__WHAT YOU WILL DO__: Report each line of the data that includes the word "Night".

__DATA__:
## BEGIN

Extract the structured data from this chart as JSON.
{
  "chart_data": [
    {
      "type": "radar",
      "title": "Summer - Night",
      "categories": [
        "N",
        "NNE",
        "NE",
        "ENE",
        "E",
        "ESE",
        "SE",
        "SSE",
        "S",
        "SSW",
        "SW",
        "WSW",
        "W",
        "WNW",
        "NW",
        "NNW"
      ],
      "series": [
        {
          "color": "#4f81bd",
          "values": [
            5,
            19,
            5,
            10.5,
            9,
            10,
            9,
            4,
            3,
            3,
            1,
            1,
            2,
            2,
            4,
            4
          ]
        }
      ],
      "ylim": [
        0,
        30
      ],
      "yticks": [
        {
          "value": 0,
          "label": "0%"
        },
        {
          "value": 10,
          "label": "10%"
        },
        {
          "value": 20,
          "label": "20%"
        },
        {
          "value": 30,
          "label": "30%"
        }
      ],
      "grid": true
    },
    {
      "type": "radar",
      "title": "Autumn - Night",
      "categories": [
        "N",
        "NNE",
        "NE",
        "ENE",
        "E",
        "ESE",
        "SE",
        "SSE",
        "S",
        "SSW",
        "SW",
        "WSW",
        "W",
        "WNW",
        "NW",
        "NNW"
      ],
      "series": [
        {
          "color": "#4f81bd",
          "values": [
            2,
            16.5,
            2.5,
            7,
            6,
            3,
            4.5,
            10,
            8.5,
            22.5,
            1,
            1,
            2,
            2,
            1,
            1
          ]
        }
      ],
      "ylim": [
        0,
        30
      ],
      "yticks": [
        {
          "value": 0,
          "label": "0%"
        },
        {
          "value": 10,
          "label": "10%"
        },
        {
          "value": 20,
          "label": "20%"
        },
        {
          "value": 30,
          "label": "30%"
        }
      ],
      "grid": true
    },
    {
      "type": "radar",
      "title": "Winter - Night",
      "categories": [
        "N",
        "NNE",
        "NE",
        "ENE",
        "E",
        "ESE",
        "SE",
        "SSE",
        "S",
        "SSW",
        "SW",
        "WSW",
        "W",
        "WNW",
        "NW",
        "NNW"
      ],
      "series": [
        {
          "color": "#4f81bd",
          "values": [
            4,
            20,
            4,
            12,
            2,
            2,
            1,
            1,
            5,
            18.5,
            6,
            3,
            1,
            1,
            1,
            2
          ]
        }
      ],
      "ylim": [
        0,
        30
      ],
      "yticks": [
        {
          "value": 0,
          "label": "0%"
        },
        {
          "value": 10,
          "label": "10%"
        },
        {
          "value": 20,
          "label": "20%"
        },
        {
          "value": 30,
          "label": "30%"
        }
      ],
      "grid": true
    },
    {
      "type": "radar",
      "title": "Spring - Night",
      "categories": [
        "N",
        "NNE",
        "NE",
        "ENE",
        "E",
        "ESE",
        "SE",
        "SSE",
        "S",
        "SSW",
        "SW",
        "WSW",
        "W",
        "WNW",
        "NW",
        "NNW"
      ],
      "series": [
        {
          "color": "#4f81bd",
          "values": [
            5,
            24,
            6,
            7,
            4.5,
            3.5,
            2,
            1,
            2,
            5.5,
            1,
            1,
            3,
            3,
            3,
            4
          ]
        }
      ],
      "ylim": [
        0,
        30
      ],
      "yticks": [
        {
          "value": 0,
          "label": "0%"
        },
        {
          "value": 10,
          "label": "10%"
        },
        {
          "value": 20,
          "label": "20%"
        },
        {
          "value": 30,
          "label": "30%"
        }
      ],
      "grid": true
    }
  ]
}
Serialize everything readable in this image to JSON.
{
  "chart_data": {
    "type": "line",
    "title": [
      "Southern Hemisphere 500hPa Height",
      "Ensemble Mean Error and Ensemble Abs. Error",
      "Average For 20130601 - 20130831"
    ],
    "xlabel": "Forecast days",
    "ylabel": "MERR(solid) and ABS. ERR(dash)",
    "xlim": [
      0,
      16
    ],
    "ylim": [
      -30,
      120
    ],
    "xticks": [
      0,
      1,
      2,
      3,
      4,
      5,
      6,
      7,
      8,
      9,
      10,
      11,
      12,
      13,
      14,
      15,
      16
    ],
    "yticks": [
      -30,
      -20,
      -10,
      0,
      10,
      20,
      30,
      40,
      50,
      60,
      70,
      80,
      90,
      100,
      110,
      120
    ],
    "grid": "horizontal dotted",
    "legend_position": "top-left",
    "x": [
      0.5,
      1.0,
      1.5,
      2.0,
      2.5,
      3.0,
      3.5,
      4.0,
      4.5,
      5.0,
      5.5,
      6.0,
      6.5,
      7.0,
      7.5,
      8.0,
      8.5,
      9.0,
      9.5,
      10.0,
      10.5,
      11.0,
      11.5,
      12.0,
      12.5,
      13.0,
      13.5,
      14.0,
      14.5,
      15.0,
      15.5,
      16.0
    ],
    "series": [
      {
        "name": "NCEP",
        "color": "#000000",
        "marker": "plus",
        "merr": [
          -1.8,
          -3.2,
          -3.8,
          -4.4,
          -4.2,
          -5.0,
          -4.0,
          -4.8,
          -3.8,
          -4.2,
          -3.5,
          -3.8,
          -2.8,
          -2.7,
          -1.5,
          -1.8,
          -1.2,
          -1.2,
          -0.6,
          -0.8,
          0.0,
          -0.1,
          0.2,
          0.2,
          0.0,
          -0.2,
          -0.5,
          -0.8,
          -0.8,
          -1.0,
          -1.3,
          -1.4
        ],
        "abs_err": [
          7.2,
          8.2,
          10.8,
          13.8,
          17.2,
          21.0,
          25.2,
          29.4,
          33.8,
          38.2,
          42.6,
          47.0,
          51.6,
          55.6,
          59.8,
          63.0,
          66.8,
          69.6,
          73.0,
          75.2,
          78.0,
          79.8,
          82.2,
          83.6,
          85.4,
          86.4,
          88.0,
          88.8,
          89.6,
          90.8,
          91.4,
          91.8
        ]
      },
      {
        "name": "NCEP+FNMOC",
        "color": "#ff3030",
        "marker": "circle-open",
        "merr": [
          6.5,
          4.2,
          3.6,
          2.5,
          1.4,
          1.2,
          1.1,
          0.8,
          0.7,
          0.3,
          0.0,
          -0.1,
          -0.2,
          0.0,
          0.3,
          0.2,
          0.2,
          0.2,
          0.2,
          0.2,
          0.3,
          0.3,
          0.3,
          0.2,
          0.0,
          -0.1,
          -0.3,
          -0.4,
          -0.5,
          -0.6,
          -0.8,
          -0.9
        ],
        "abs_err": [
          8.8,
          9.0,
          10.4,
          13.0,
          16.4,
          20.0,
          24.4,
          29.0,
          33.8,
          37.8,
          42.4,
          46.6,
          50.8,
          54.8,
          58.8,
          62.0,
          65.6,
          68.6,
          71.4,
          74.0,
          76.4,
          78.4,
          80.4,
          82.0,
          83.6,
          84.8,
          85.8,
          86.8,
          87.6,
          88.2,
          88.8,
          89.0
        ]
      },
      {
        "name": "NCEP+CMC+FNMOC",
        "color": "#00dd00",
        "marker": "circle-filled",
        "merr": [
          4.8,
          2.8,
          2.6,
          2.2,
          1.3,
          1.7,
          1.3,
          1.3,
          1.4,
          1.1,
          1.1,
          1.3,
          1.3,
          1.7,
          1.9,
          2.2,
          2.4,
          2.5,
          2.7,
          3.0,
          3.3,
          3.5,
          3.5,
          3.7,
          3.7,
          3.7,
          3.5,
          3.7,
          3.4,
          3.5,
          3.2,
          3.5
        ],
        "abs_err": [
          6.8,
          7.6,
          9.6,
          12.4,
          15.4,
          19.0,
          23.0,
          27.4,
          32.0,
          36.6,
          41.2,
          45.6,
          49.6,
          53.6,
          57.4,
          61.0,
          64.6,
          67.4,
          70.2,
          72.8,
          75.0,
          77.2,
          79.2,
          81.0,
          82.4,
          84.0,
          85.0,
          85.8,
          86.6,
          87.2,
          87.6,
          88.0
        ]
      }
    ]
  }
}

## END

__REPLY__:
      "title": "Summer - Night",
      "title": "Autumn - Night",
      "title": "Winter - Night",
      "title": "Spring - Night",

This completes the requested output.